[Stored entries]
__________

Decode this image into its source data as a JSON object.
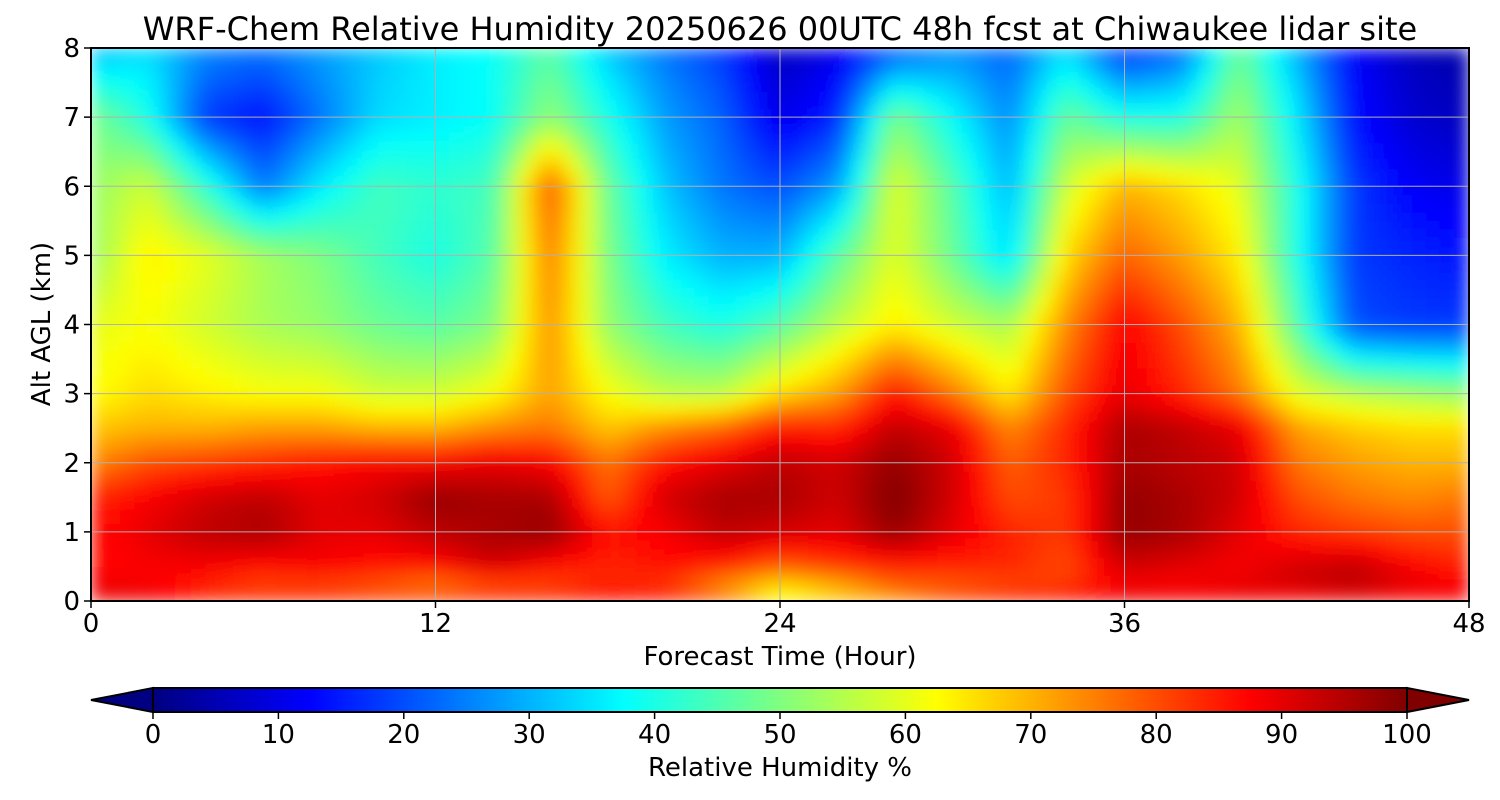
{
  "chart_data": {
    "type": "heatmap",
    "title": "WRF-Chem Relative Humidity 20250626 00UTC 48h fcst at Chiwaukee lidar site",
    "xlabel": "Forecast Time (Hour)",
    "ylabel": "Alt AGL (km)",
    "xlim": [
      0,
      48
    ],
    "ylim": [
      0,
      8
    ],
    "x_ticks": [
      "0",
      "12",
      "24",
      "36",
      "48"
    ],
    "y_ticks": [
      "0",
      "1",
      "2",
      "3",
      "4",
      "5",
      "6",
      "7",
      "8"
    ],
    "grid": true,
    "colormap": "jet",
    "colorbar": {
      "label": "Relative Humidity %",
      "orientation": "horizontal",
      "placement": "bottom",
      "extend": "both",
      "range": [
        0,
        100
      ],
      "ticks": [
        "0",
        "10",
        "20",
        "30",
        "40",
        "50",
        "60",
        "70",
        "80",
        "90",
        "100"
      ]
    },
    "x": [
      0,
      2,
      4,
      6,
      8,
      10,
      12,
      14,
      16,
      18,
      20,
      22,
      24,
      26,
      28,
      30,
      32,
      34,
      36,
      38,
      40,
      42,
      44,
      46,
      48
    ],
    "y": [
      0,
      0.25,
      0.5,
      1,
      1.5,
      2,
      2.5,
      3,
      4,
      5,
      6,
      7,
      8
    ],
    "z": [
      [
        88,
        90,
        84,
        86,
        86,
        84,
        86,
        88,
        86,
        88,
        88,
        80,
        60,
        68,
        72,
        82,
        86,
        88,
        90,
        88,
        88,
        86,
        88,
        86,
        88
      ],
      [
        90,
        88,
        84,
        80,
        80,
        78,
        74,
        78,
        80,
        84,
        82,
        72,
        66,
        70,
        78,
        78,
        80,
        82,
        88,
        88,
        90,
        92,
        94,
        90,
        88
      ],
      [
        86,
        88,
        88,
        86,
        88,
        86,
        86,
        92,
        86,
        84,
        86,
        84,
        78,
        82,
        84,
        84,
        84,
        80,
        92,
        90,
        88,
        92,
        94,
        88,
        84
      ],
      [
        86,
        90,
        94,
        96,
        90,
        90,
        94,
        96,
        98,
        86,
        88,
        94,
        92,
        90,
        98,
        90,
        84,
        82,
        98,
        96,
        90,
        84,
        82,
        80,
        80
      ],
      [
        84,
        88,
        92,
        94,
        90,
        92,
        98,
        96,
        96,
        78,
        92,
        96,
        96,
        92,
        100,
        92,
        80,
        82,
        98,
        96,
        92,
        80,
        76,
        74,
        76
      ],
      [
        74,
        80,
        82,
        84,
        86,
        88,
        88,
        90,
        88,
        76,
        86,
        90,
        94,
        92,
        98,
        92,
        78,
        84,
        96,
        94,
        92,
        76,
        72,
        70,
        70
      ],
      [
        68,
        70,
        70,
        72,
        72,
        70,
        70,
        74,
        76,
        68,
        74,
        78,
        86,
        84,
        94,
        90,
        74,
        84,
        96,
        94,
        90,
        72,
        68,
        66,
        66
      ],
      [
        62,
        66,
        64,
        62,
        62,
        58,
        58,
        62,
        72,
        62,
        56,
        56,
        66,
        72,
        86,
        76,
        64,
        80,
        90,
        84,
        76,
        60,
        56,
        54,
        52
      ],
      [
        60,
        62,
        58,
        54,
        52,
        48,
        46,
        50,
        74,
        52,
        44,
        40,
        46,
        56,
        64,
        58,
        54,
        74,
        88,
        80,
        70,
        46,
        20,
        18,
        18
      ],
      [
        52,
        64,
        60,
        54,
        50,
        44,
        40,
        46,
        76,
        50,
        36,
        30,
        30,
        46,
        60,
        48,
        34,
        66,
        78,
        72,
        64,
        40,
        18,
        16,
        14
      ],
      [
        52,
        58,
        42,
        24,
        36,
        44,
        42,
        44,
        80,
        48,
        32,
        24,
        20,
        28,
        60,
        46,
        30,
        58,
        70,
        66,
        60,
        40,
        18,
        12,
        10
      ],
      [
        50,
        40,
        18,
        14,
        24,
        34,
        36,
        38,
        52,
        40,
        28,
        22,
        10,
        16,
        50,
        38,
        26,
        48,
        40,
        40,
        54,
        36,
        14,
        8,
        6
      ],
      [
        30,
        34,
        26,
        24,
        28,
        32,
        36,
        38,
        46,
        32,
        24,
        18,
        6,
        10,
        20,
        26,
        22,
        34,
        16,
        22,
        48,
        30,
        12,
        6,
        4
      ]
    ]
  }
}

__________

*Problem*: Output the data above without changes, apart from leaving out the pictures.

*Exercise response*:
Decode this image into its source data as a JSON object.
{
  "chart_data": {
    "type": "heatmap",
    "title": "WRF-Chem Relative Humidity 20250626 00UTC 48h fcst at Chiwaukee lidar site",
    "xlabel": "Forecast Time (Hour)",
    "ylabel": "Alt AGL (km)",
    "xlim": [
      0,
      48
    ],
    "ylim": [
      0,
      8
    ],
    "x_ticks": [
      "0",
      "12",
      "24",
      "36",
      "48"
    ],
    "y_ticks": [
      "0",
      "1",
      "2",
      "3",
      "4",
      "5",
      "6",
      "7",
      "8"
    ],
    "grid": true,
    "colormap": "jet",
    "colorbar": {
      "label": "Relative Humidity %",
      "orientation": "horizontal",
      "placement": "bottom",
      "extend": "both",
      "range": [
        0,
        100
      ],
      "ticks": [
        "0",
        "10",
        "20",
        "30",
        "40",
        "50",
        "60",
        "70",
        "80",
        "90",
        "100"
      ]
    },
    "x": [
      0,
      2,
      4,
      6,
      8,
      10,
      12,
      14,
      16,
      18,
      20,
      22,
      24,
      26,
      28,
      30,
      32,
      34,
      36,
      38,
      40,
      42,
      44,
      46,
      48
    ],
    "y": [
      0,
      0.25,
      0.5,
      1,
      1.5,
      2,
      2.5,
      3,
      4,
      5,
      6,
      7,
      8
    ],
    "z": [
      [
        88,
        90,
        84,
        86,
        86,
        84,
        86,
        88,
        86,
        88,
        88,
        80,
        60,
        68,
        72,
        82,
        86,
        88,
        90,
        88,
        88,
        86,
        88,
        86,
        88
      ],
      [
        90,
        88,
        84,
        80,
        80,
        78,
        74,
        78,
        80,
        84,
        82,
        72,
        66,
        70,
        78,
        78,
        80,
        82,
        88,
        88,
        90,
        92,
        94,
        90,
        88
      ],
      [
        86,
        88,
        88,
        86,
        88,
        86,
        86,
        92,
        86,
        84,
        86,
        84,
        78,
        82,
        84,
        84,
        84,
        80,
        92,
        90,
        88,
        92,
        94,
        88,
        84
      ],
      [
        86,
        90,
        94,
        96,
        90,
        90,
        94,
        96,
        98,
        86,
        88,
        94,
        92,
        90,
        98,
        90,
        84,
        82,
        98,
        96,
        90,
        84,
        82,
        80,
        80
      ],
      [
        84,
        88,
        92,
        94,
        90,
        92,
        98,
        96,
        96,
        78,
        92,
        96,
        96,
        92,
        100,
        92,
        80,
        82,
        98,
        96,
        92,
        80,
        76,
        74,
        76
      ],
      [
        74,
        80,
        82,
        84,
        86,
        88,
        88,
        90,
        88,
        76,
        86,
        90,
        94,
        92,
        98,
        92,
        78,
        84,
        96,
        94,
        92,
        76,
        72,
        70,
        70
      ],
      [
        68,
        70,
        70,
        72,
        72,
        70,
        70,
        74,
        76,
        68,
        74,
        78,
        86,
        84,
        94,
        90,
        74,
        84,
        96,
        94,
        90,
        72,
        68,
        66,
        66
      ],
      [
        62,
        66,
        64,
        62,
        62,
        58,
        58,
        62,
        72,
        62,
        56,
        56,
        66,
        72,
        86,
        76,
        64,
        80,
        90,
        84,
        76,
        60,
        56,
        54,
        52
      ],
      [
        60,
        62,
        58,
        54,
        52,
        48,
        46,
        50,
        74,
        52,
        44,
        40,
        46,
        56,
        64,
        58,
        54,
        74,
        88,
        80,
        70,
        46,
        20,
        18,
        18
      ],
      [
        52,
        64,
        60,
        54,
        50,
        44,
        40,
        46,
        76,
        50,
        36,
        30,
        30,
        46,
        60,
        48,
        34,
        66,
        78,
        72,
        64,
        40,
        18,
        16,
        14
      ],
      [
        52,
        58,
        42,
        24,
        36,
        44,
        42,
        44,
        80,
        48,
        32,
        24,
        20,
        28,
        60,
        46,
        30,
        58,
        70,
        66,
        60,
        40,
        18,
        12,
        10
      ],
      [
        50,
        40,
        18,
        14,
        24,
        34,
        36,
        38,
        52,
        40,
        28,
        22,
        10,
        16,
        50,
        38,
        26,
        48,
        40,
        40,
        54,
        36,
        14,
        8,
        6
      ],
      [
        30,
        34,
        26,
        24,
        28,
        32,
        36,
        38,
        46,
        32,
        24,
        18,
        6,
        10,
        20,
        26,
        22,
        34,
        16,
        22,
        48,
        30,
        12,
        6,
        4
      ]
    ]
  }
}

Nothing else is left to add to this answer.